AIM => Below are records; work out how many of their lines hold the string "type" and give that number alone.

--- START ---

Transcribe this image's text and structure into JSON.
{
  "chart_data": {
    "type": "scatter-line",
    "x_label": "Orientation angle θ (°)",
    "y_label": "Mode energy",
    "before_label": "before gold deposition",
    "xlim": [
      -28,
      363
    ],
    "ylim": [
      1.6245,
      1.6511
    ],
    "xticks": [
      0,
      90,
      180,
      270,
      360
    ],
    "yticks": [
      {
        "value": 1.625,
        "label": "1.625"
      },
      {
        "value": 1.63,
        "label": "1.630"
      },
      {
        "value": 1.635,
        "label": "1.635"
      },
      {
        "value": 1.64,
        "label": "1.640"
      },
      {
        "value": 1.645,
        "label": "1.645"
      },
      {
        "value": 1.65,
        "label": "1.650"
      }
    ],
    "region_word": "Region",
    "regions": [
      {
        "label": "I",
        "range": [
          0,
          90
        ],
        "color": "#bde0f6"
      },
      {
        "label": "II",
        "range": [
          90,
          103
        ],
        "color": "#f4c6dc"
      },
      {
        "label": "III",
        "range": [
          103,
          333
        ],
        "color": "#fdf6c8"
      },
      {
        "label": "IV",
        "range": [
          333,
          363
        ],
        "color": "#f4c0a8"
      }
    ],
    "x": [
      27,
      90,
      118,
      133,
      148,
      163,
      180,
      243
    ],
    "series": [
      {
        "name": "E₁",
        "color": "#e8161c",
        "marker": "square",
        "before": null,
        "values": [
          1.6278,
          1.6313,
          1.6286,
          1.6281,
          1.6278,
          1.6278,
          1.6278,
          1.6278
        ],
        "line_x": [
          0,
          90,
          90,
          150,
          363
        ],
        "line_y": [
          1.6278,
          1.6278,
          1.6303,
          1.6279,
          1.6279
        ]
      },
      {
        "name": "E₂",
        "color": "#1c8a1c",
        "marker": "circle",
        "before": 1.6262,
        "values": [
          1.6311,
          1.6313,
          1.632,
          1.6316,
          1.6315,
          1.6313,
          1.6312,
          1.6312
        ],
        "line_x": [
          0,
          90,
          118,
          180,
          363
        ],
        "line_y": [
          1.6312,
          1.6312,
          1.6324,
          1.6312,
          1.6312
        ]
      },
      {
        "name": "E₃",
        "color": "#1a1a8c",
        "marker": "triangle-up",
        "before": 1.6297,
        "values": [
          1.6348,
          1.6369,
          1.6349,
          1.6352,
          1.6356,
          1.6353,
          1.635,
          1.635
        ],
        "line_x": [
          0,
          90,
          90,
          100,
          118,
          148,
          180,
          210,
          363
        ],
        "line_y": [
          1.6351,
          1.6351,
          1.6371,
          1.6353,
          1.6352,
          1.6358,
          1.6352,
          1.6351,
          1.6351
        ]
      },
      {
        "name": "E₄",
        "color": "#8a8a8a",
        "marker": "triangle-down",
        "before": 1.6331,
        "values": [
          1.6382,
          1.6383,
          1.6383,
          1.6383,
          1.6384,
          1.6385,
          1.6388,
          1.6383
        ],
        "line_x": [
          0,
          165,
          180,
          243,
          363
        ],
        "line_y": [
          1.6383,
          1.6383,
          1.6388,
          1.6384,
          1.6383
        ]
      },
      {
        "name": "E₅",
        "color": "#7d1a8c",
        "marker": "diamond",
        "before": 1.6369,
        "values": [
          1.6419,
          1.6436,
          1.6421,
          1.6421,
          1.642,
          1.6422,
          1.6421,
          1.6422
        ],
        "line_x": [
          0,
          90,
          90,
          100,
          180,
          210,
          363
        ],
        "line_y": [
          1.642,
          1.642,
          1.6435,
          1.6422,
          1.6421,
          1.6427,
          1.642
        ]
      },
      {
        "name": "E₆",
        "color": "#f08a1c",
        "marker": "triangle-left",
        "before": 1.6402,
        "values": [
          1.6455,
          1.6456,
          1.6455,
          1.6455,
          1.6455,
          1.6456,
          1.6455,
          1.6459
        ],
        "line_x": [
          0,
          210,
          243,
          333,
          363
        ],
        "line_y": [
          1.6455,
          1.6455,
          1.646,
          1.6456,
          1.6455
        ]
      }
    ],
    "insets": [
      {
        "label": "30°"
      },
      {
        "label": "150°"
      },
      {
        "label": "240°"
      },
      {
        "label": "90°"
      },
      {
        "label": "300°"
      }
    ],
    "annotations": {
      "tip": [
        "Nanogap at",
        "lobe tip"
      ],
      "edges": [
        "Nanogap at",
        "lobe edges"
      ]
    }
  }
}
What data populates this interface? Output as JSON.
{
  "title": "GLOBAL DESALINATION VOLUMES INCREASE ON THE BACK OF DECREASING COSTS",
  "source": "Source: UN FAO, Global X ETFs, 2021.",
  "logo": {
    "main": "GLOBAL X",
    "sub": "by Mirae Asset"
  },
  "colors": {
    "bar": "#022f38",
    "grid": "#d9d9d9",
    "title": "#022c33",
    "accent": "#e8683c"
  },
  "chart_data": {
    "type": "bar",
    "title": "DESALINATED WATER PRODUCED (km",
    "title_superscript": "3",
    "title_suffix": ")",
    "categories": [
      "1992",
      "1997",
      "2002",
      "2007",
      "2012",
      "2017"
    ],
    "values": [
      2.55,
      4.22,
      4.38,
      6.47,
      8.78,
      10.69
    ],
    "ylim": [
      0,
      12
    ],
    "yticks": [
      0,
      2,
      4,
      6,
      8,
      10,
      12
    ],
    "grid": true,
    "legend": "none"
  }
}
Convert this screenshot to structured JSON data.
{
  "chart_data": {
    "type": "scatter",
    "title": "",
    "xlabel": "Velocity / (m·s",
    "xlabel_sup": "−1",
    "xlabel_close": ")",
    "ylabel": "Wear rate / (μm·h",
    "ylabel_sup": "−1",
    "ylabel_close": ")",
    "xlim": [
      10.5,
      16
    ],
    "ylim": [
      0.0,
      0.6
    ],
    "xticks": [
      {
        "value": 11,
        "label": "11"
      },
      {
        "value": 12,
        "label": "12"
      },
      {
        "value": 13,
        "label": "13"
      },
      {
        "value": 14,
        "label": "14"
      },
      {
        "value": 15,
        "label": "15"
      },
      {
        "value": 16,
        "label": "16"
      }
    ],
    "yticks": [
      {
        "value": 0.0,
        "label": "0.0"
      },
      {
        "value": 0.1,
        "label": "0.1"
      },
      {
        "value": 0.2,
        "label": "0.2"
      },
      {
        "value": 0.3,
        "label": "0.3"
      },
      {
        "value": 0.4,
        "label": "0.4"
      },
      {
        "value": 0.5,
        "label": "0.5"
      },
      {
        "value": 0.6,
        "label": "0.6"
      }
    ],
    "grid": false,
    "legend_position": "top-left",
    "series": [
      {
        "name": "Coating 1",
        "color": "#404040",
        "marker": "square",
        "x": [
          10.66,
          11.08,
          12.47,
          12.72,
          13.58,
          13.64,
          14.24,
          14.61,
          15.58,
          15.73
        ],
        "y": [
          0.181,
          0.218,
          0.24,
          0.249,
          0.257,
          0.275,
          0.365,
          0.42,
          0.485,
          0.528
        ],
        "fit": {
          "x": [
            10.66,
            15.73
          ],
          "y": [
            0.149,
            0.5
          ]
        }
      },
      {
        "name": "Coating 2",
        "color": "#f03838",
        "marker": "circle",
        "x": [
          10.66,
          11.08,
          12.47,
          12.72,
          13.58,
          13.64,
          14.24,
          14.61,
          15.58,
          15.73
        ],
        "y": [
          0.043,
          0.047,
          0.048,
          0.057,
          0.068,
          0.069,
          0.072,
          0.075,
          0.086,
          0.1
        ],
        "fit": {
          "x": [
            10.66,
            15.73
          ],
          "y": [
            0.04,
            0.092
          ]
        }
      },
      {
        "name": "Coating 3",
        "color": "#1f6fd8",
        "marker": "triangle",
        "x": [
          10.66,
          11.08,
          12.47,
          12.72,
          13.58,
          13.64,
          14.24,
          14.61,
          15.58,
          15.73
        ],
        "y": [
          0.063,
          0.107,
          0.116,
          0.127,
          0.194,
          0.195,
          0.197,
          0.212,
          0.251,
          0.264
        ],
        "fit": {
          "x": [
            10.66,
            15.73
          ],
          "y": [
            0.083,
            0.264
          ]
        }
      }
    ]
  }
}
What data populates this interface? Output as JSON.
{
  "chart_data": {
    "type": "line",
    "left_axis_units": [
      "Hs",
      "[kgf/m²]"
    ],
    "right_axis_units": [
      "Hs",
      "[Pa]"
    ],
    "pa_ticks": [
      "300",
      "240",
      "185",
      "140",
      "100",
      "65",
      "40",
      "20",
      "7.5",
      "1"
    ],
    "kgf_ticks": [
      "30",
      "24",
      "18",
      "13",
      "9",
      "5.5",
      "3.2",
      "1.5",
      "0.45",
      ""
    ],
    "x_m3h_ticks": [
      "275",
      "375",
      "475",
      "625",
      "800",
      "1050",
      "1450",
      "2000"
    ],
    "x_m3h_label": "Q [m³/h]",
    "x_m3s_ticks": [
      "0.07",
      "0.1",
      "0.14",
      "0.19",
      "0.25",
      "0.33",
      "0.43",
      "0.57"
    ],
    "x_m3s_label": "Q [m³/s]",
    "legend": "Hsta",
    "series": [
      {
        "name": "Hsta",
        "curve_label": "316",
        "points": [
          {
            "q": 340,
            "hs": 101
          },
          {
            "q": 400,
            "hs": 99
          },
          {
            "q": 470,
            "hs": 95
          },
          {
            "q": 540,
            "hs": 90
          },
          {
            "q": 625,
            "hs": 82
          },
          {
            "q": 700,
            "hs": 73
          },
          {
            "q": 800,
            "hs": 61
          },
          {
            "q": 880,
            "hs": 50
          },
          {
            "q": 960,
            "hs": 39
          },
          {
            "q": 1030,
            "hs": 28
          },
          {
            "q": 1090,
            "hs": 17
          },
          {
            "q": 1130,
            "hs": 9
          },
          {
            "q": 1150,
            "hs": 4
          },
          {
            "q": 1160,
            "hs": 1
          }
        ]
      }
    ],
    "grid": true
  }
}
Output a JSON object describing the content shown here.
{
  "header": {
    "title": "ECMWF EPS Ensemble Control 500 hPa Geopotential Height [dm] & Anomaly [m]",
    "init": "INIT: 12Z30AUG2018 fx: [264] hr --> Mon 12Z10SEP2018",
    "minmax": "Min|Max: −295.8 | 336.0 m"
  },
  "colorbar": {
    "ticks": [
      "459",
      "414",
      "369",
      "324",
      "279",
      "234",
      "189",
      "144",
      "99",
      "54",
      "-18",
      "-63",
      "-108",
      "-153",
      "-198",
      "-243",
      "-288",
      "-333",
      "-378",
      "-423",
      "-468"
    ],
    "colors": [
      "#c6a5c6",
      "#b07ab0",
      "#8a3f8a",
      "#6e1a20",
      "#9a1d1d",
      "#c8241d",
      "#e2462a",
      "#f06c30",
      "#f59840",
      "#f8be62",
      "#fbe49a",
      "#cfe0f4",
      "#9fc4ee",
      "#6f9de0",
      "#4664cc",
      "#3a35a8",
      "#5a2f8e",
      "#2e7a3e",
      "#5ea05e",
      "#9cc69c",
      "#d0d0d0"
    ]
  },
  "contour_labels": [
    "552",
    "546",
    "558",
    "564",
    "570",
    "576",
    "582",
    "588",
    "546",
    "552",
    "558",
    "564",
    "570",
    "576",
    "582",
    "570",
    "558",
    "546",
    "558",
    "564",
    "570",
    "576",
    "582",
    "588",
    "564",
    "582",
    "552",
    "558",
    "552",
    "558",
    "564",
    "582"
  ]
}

--- END ---

OUTPUT OF THE TASK => 4